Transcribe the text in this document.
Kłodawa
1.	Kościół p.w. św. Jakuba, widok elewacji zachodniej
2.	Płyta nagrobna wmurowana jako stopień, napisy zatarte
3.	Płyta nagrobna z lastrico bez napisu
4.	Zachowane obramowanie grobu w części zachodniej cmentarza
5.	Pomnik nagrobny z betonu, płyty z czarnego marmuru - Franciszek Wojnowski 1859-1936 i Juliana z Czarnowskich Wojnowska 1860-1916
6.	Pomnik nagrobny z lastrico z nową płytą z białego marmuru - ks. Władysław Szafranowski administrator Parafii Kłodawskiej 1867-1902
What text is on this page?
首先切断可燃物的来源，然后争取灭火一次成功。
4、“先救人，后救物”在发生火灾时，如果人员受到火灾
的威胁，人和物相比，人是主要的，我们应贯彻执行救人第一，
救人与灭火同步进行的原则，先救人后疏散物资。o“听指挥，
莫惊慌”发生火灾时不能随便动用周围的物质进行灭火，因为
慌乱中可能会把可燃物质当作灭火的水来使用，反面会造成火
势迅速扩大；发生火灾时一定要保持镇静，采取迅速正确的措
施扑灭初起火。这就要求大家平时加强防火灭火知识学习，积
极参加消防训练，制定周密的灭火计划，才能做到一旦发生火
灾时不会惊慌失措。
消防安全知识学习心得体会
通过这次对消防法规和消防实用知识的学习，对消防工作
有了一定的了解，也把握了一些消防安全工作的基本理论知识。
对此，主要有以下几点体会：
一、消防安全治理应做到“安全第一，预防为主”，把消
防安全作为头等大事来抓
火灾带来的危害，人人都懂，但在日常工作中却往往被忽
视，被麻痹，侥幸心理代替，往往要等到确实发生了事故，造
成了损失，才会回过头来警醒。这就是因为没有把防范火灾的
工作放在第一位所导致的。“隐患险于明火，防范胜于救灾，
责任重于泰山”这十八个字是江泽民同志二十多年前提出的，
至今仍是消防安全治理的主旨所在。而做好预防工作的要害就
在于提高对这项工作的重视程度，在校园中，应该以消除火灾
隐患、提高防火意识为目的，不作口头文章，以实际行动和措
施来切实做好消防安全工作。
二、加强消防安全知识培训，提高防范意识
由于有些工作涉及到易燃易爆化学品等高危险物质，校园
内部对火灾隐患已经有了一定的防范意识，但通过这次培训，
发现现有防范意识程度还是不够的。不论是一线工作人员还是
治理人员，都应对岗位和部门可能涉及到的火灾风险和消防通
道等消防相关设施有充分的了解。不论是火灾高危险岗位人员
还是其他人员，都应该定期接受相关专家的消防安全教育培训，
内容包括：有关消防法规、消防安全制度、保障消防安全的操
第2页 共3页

***

### EXERCISE DETAILS
How many lines in the listing contain "nagrobna"? Answer with the number alone.

### OUTPUT OF THE TASK
2